WRITTEN REQUEST: Your answer should be a single number: the count of lines containing the string "because".

GIVEN ENTRIES:

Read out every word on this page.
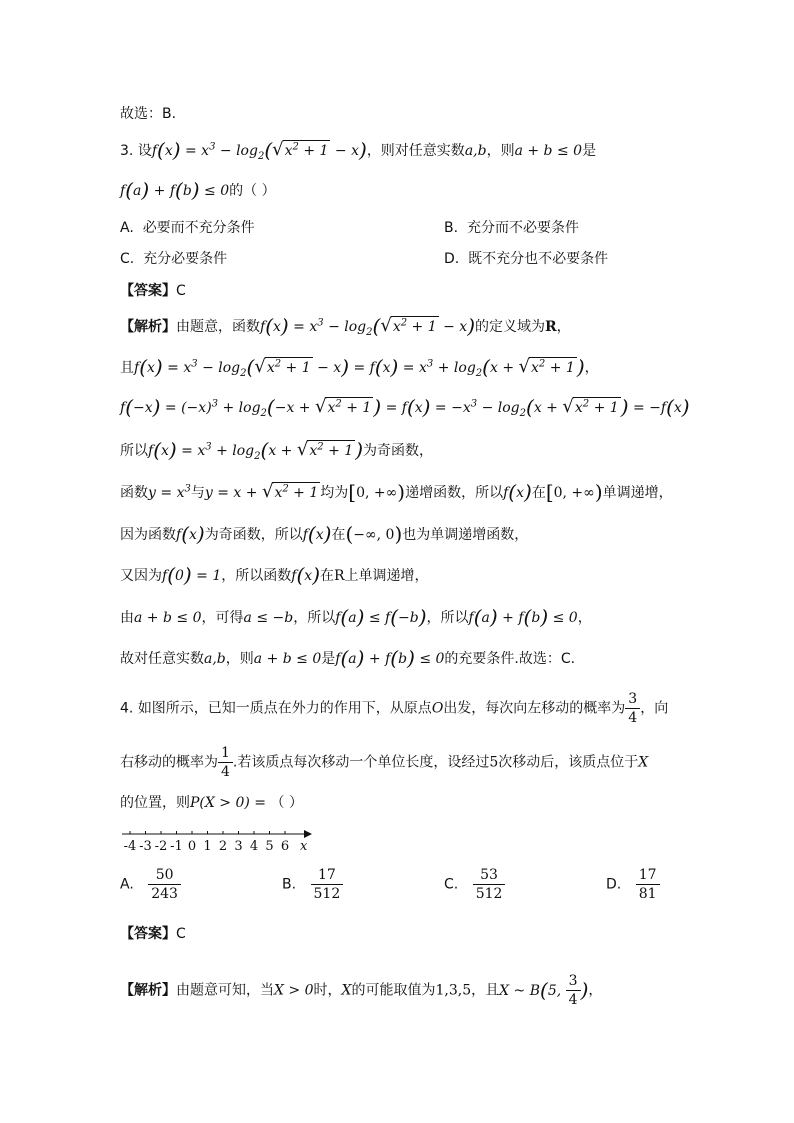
故选：B.
3. 设$f(x) = x^3 - \log_2(√x^2 + 1 - x)$，则对任意实数a,b，则a + b ≤ 0是
f(a) + f(b) ≤ 0的（ ）
A. 必要而不充分条件	B. 充分而不必要条件
C. 充分必要条件	D. 既不充分也不必要条件
【答案】C
【解析】由题意，函数$f(x) = x^3 - \log_2(√x^2 + 1 - x)$的定义域为R，
且$f(x) = x^3 - \log_2(√x^2 + 1 - x) = f(x) = x^3 + \log_2(x + √x^2 + 1$ )，
$f(-x) = (-x)^3 + \log_2(-x + √x^2 + 1$ ) = $f(x) = -x^3 - \log_2(x + √x^2 + 1$ ) = −f(x)
所以$f(x) = x^3 + \log_2(x + √x^2 + 1$ )为奇函数，
函数$y = x^3$与$y = x + √x^2 + 1$ 均为[0, +∞)递增函数，所以f(x)在[0, +∞)单调递增，
因为函数f(x)为奇函数，所以f(x)在(−∞, 0)也为单调递增函数，
又因为f(0) = 1，所以函数f(x)在R上单调递增，
由a + b ≤ 0，可得a ≤ −b，所以f(a) ≤ f(−b)，所以f(a) + f(b) ≤ 0，
故对任意实数a,b，则a + b ≤ 0是f(a) + f(b) ≤ 0的充要条件.故选：C.
4. 如图所示，已知一质点在外力的作用下，从原点O出发，每次向左移动的概率为 $\frac{3}{4}$ ，向
右移动的概率为 $\frac{1}{4}$ .若该质点每次移动一个单位长度，设经过5次移动后，该质点位于X
的位置，则P(X > 0) = （ ）
-4 -3 -2 -1 0 1 2 3 4 5 6 x
A. $\frac{50}{243}$	B. $\frac{17}{512}$	C. $\frac{53}{512}$	D. $\frac{17}{81}$
【答案】C
【解析】由题意可知，当X > 0时，X的可能取值为1,3,5，且X ~ B(5, $\frac{3}{4}$ )，
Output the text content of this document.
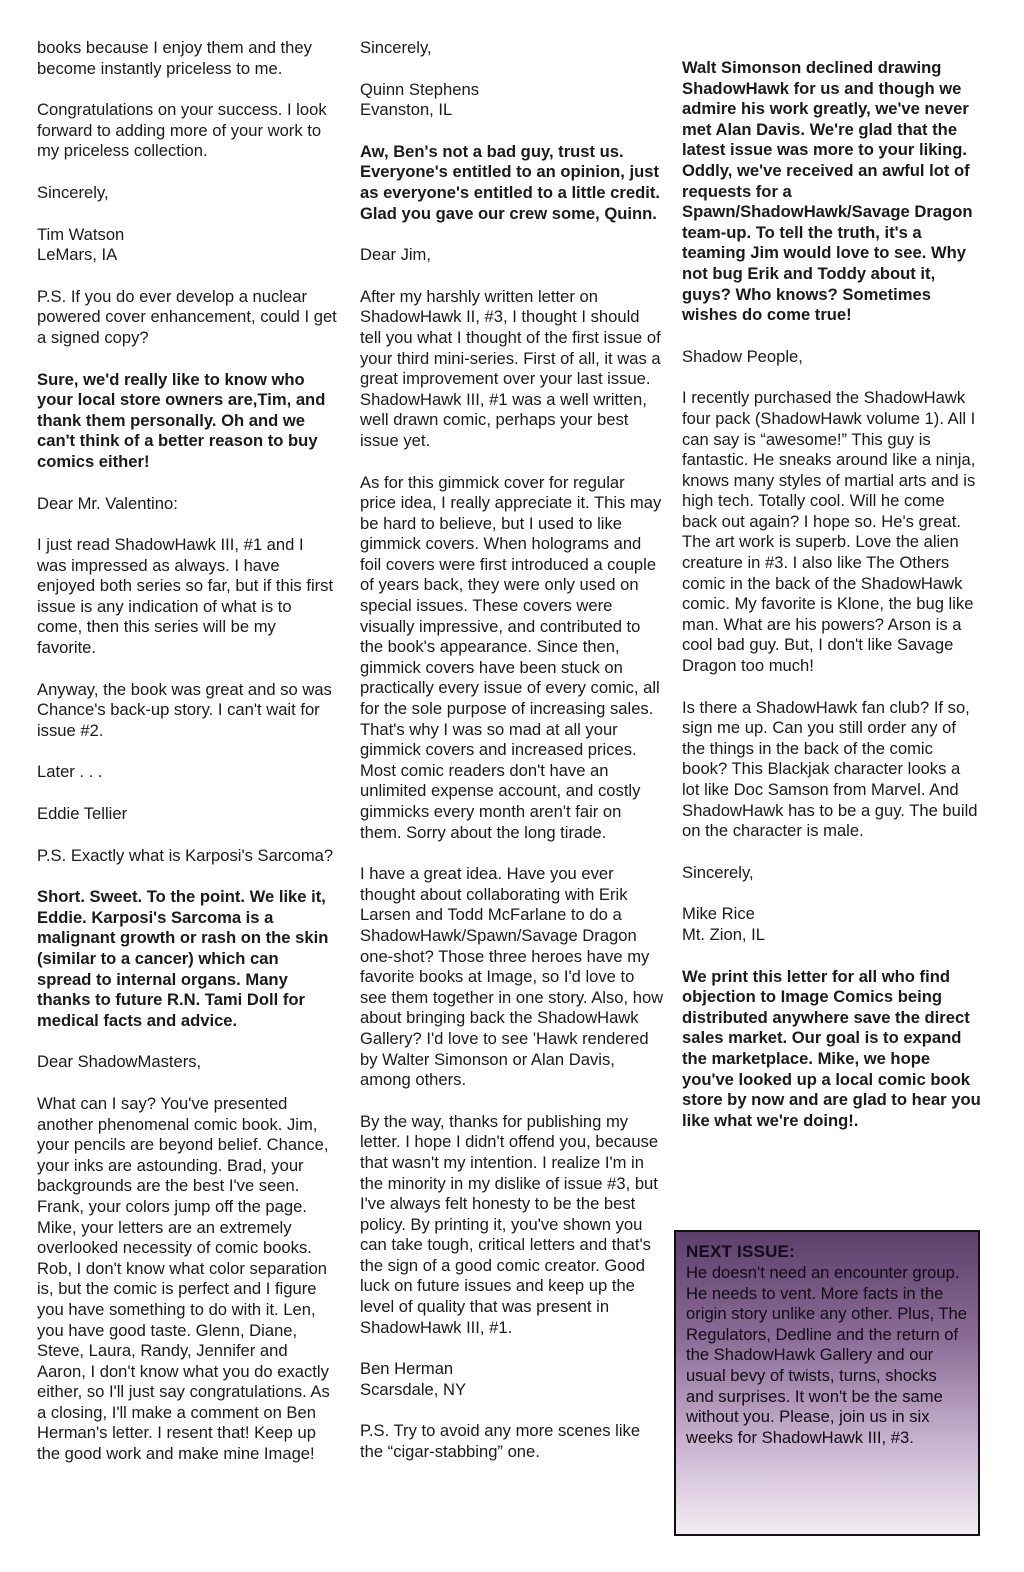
books because I enjoy them and they become instantly priceless to me.

Congratulations on your success. I look forward to adding more of your work to my priceless collection.

Sincerely,

Tim Watson
LeMars, IA

P.S. If you do ever develop a nuclear powered cover enhancement, could I get a signed copy?

Sure, we'd really like to know who your local store owners are,Tim, and thank them personally. Oh and we can't think of a better reason to buy comics either!

Dear Mr. Valentino:

I just read ShadowHawk III, #1 and I was impressed as always. I have enjoyed both series so far, but if this first issue is any indication of what is to come, then this series will be my favorite.

Anyway, the book was great and so was Chance's back-up story. I can't wait for issue #2.

Later . . .

Eddie Tellier

P.S. Exactly what is Karposi's Sarcoma?

Short. Sweet. To the point. We like it, Eddie. Karposi's Sarcoma is a malignant growth or rash on the skin (similar to a cancer) which can spread to internal organs. Many thanks to future R.N. Tami Doll for medical facts and advice.

Dear ShadowMasters,

What can I say? You've presented another phenomenal comic book. Jim, your pencils are beyond belief. Chance, your inks are astounding. Brad, your backgrounds are the best I've seen. Frank, your colors jump off the page. Mike, your letters are an extremely overlooked necessity of comic books. Rob, I don't know what color separation is, but the comic is perfect and I figure you have something to do with it. Len, you have good taste. Glenn, Diane, Steve, Laura, Randy, Jennifer and Aaron, I don't know what you do exactly either, so I'll just say congratulations. As a closing, I'll make a comment on Ben Herman's letter. I resent that! Keep up the good work and make mine Image!

Sincerely,

Quinn Stephens
Evanston, IL

Aw, Ben's not a bad guy, trust us. Everyone's entitled to an opinion, just as everyone's entitled to a little credit. Glad you gave our crew some, Quinn.

Dear Jim,

After my harshly written letter on ShadowHawk II, #3, I thought I should tell you what I thought of the first issue of your third mini-series. First of all, it was a great improvement over your last issue. ShadowHawk III, #1 was a well written, well drawn comic, perhaps your best issue yet.

As for this gimmick cover for regular price idea, I really appreciate it. This may be hard to believe, but I used to like gimmick covers. When holograms and foil covers were first introduced a couple of years back, they were only used on special issues. These covers were visually impressive, and contributed to the book's appearance. Since then, gimmick covers have been stuck on practically every issue of every comic, all for the sole purpose of increasing sales. That's why I was so mad at all your gimmick covers and increased prices. Most comic readers don't have an unlimited expense account, and costly gimmicks every month aren't fair on them. Sorry about the long tirade.

I have a great idea. Have you ever thought about collaborating with Erik Larsen and Todd McFarlane to do a ShadowHawk/Spawn/Savage Dragon one-shot? Those three heroes have my favorite books at Image, so I'd love to see them together in one story. Also, how about bringing back the ShadowHawk Gallery? I'd love to see 'Hawk rendered by Walter Simonson or Alan Davis, among others.

By the way, thanks for publishing my letter. I hope I didn't offend you, because that wasn't my intention. I realize I'm in the minority in my dislike of issue #3, but I've always felt honesty to be the best policy. By printing it, you've shown you can take tough, critical letters and that's the sign of a good comic creator. Good luck on future issues and keep up the level of quality that was present in ShadowHawk III, #1.

Ben Herman
Scarsdale, NY

P.S. Try to avoid any more scenes like the “cigar-stabbing” one.

Walt Simonson declined drawing ShadowHawk for us and though we admire his work greatly, we've never met Alan Davis. We're glad that the latest issue was more to your liking. Oddly, we've received an awful lot of requests for a Spawn/ShadowHawk/Savage Dragon team-up. To tell the truth, it's a teaming Jim would love to see. Why not bug Erik and Toddy about it, guys? Who knows? Sometimes wishes do come true!

Shadow People,

I recently purchased the ShadowHawk four pack (ShadowHawk volume 1). All I can say is “awesome!” This guy is fantastic. He sneaks around like a ninja, knows many styles of martial arts and is high tech. Totally cool. Will he come back out again? I hope so. He's great. The art work is superb. Love the alien creature in #3. I also like The Others comic in the back of the ShadowHawk comic. My favorite is Klone, the bug like man. What are his powers? Arson is a cool bad guy. But, I don't like Savage Dragon too much!

Is there a ShadowHawk fan club? If so, sign me up. Can you still order any of the things in the back of the comic book? This Blackjak character looks a lot like Doc Samson from Marvel. And ShadowHawk has to be a guy. The build on the character is male.

Sincerely,

Mike Rice
Mt. Zion, IL

We print this letter for all who find objection to Image Comics being distributed anywhere save the direct sales market. Our goal is to expand the marketplace. Mike, we hope you've looked up a local comic book store by now and are glad to hear you like what we're doing!.

NEXT ISSUE:

He doesn't need an encounter group. He needs to vent. More facts in the origin story unlike any other. Plus, The Regulators, Dedline and the return of the ShadowHawk Gallery and our usual bevy of twists, turns, shocks and surprises. It won't be the same without you. Please, join us in six weeks for ShadowHawk III, #3.
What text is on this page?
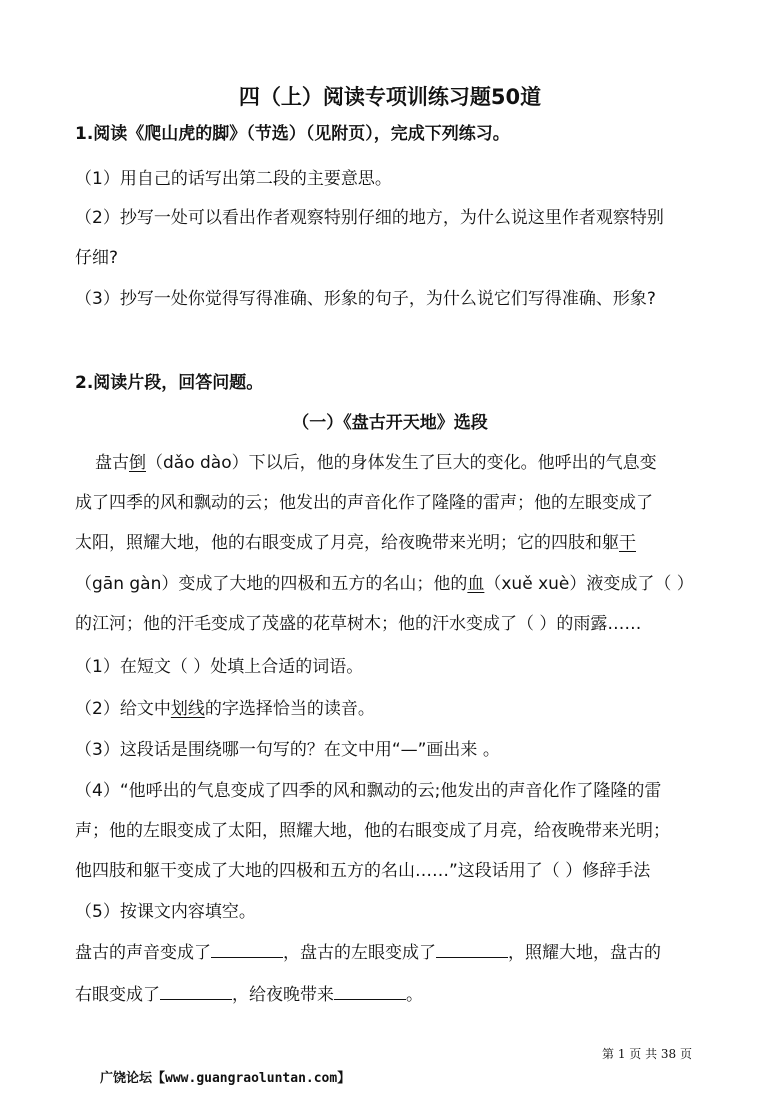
四（上）阅读专项训练习题50道
1.阅读《爬山虎的脚》（节选）（见附页），完成下列练习。
（1）用自己的话写出第二段的主要意思。
（2）抄写一处可以看出作者观察特别仔细的地方，为什么说这里作者观察特别
仔细?
（3）抄写一处你觉得写得准确、形象的句子，为什么说它们写得准确、形象?
2.阅读片段，回答问题。
（一）《盘古开天地》选段
盘古倒（dǎo dào）下以后，他的身体发生了巨大的变化。他呼出的气息变
成了四季的风和飘动的云；他发出的声音化作了隆隆的雷声；他的左眼变成了
太阳，照耀大地，他的右眼变成了月亮，给夜晚带来光明；它的四肢和躯干
（gān gàn）变成了大地的四极和五方的名山；他的血（xuě xuè）液变成了（ ）
的江河；他的汗毛变成了茂盛的花草树木；他的汗水变成了（ ）的雨露……
（1）在短文（ ）处填上合适的词语。
（2）给文中划线的字选择恰当的读音。
（3）这段话是围绕哪一句写的？在文中用“—”画出来 。
（4）“他呼出的气息变成了四季的风和飘动的云;他发出的声音化作了隆隆的雷
声；他的左眼变成了太阳，照耀大地，他的右眼变成了月亮，给夜晚带来光明；
他四肢和躯干变成了大地的四极和五方的名山……”这段话用了（ ）修辞手法
（5）按课文内容填空。
盘古的声音变成了	，盘古的左眼变成了	，照耀大地，盘古的
右眼变成了	，给夜晚带来	。
第 1 页 共 38 页
广饶论坛【www.guangraoluntan.com】
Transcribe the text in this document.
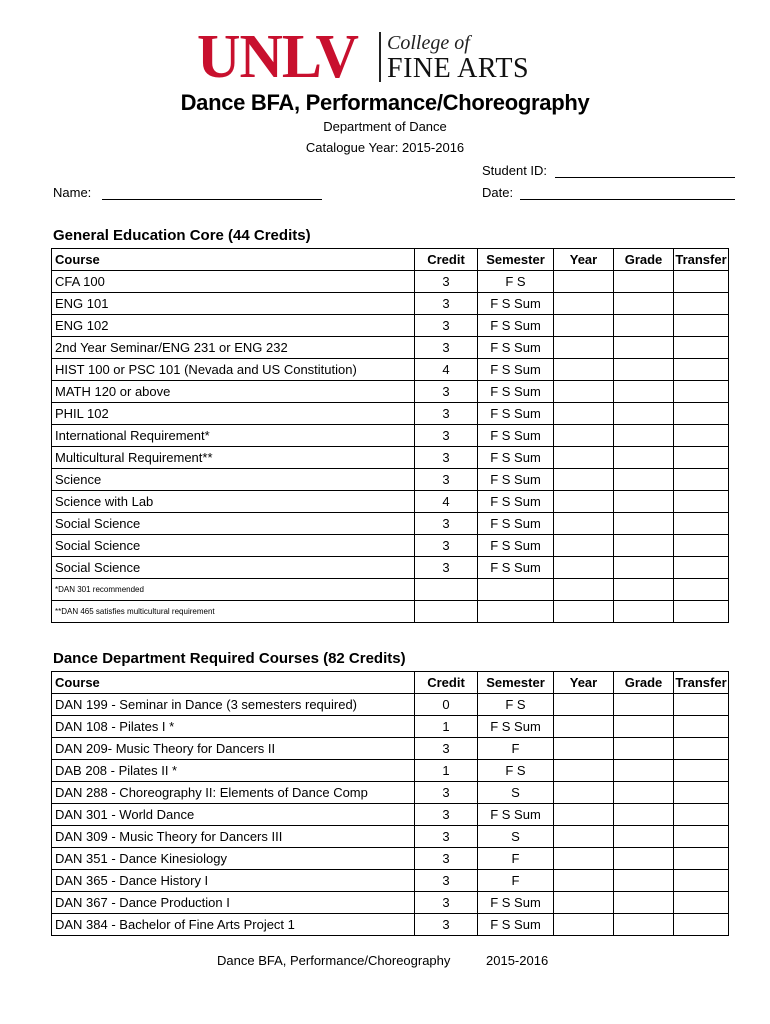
UNLV College of
FINE ARTS
Dance BFA, Performance/Choreography
Department of Dance
Catalogue Year: 2015-2016
Student ID:
Name:	Date:
General Education Core (44 Credits)
Course	Credit	Semester	Year	Grade	Transfer
CFA 100	3	F S			
ENG 101	3	F S Sum			
ENG 102	3	F S Sum			
2nd Year Seminar/ENG 231 or ENG 232	3	F S Sum			
HIST 100 or PSC 101 (Nevada and US Constitution)	4	F S Sum			
MATH 120 or above	3	F S Sum			
PHIL 102	3	F S Sum			
International Requirement*	3	F S Sum			
Multicultural Requirement**	3	F S Sum			
Science	3	F S Sum			
Science with Lab	4	F S Sum			
Social Science	3	F S Sum			
Social Science	3	F S Sum			
Social Science	3	F S Sum			
*DAN 301 recommended					
**DAN 465 satisfies multicultural requirement					
Dance Department Required Courses (82 Credits)
Course	Credit	Semester	Year	Grade	Transfer
DAN 199 - Seminar in Dance (3 semesters required)	0	F S			
DAN 108 - Pilates I *	1	F S Sum			
DAN 209- Music Theory for Dancers II	3	F			
DAB 208 - Pilates II *	1	F S			
DAN 288 - Choreography II: Elements of Dance Comp	3	S			
DAN 301 - World Dance	3	F S Sum			
DAN 309 - Music Theory for Dancers III	3	S			
DAN 351 - Dance Kinesiology	3	F			
DAN 365 - Dance History I	3	F			
DAN 367 - Dance Production I	3	F S Sum			
DAN 384 - Bachelor of Fine Arts Project 1	3	F S Sum			
Dance BFA, Performance/Choreography	2015-2016
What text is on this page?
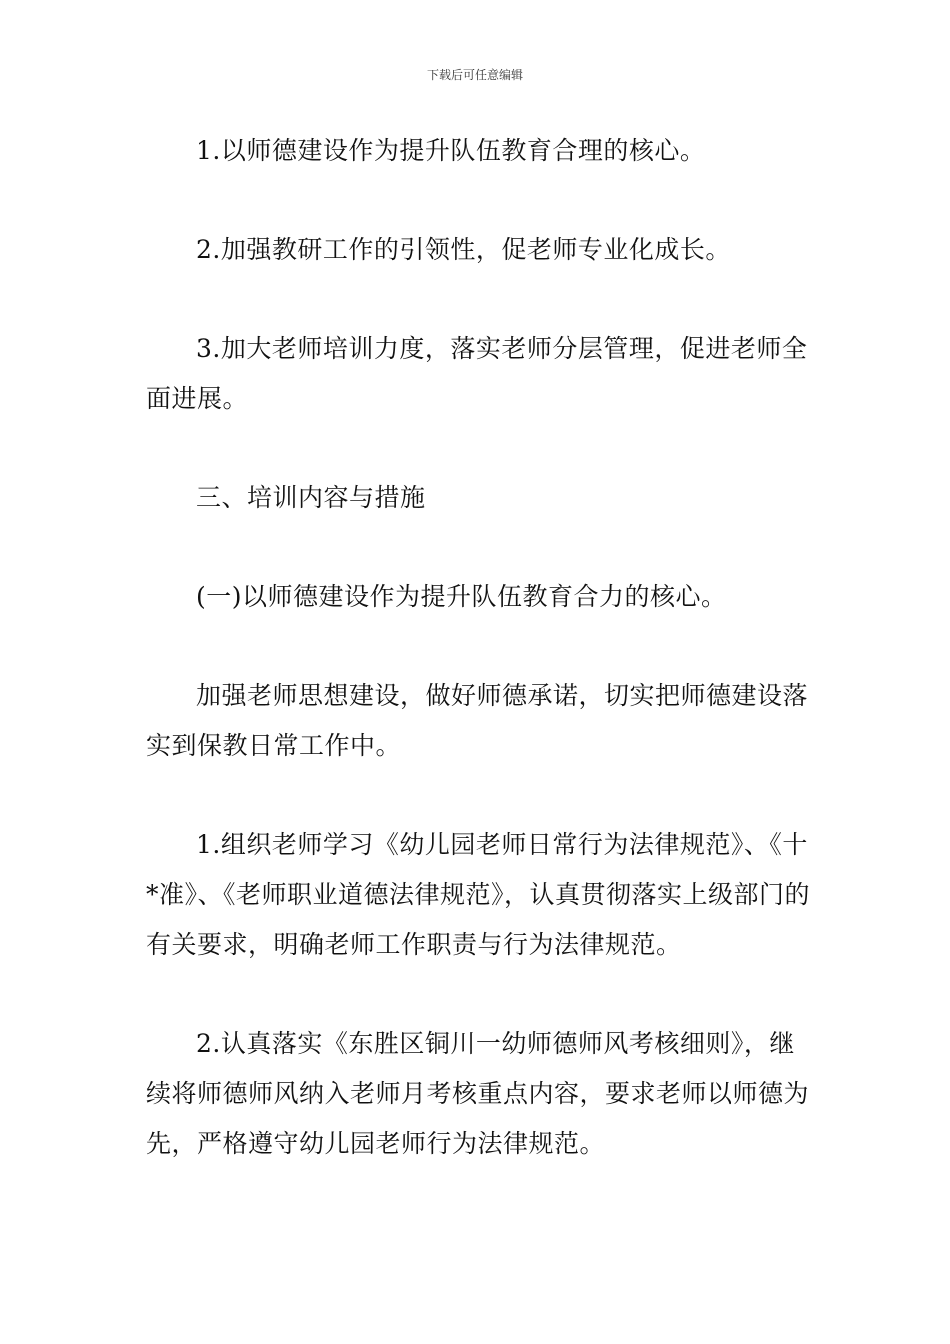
下载后可任意编辑

1.以师德建设作为提升队伍教育合理的核心。

2.加强教研工作的引领性，促老师专业化成长。

3.加大老师培训力度，落实老师分层管理，促进老师全面进展。

三、培训内容与措施

(一)以师德建设作为提升队伍教育合力的核心。

加强老师思想建设，做好师德承诺，切实把师德建设落实到保教日常工作中。

1.组织老师学习《幼儿园老师日常行为法律规范》、《十*准》、《老师职业道德法律规范》，认真贯彻落实上级部门的有关要求，明确老师工作职责与行为法律规范。

2.认真落实《东胜区铜川一幼师德师风考核细则》，继续将师德师风纳入老师月考核重点内容，要求老师以师德为先，严格遵守幼儿园老师行为法律规范。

RESULT: 2